*** RAW RECORDS
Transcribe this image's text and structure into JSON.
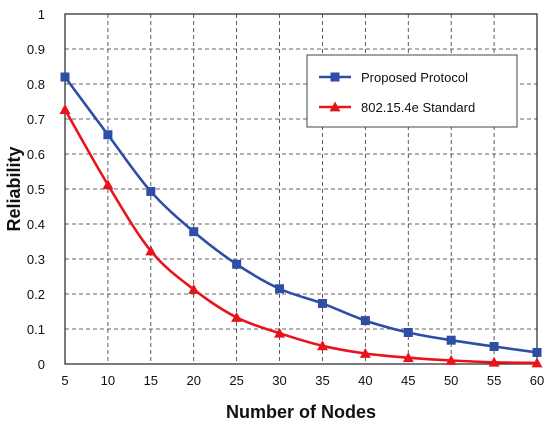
{
  "chart_data": {
    "type": "line",
    "title": "",
    "xlabel": "Number of Nodes",
    "ylabel": "Reliability",
    "x": [
      5,
      10,
      15,
      20,
      25,
      30,
      35,
      40,
      45,
      50,
      55,
      60
    ],
    "xlim": [
      5,
      60
    ],
    "ylim": [
      0,
      1
    ],
    "xticks": [
      "5",
      "10",
      "15",
      "20",
      "25",
      "30",
      "35",
      "40",
      "45",
      "50",
      "55",
      "60"
    ],
    "yticks": [
      "0",
      "0.1",
      "0.2",
      "0.3",
      "0.4",
      "0.5",
      "0.6",
      "0.7",
      "0.8",
      "0.9",
      "1"
    ],
    "grid": true,
    "legend_position": "top-right",
    "series": [
      {
        "name": "Proposed Protocol",
        "color": "#2e4ea6",
        "marker": "square",
        "values": [
          0.82,
          0.655,
          0.493,
          0.378,
          0.285,
          0.215,
          0.173,
          0.124,
          0.09,
          0.068,
          0.05,
          0.033
        ]
      },
      {
        "name": "802.15.4e Standard",
        "color": "#e8141c",
        "marker": "triangle",
        "values": [
          0.727,
          0.512,
          0.323,
          0.213,
          0.133,
          0.088,
          0.052,
          0.03,
          0.018,
          0.01,
          0.005,
          0.003
        ]
      }
    ]
  }
}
******
WORK TO COMPLETE: Which lines hold the string "name"? Copy all of them from the data above.

RESULT OF THIS EXERCISE:
        "name": "Proposed Protocol",
        "name": "802.15.4e Standard",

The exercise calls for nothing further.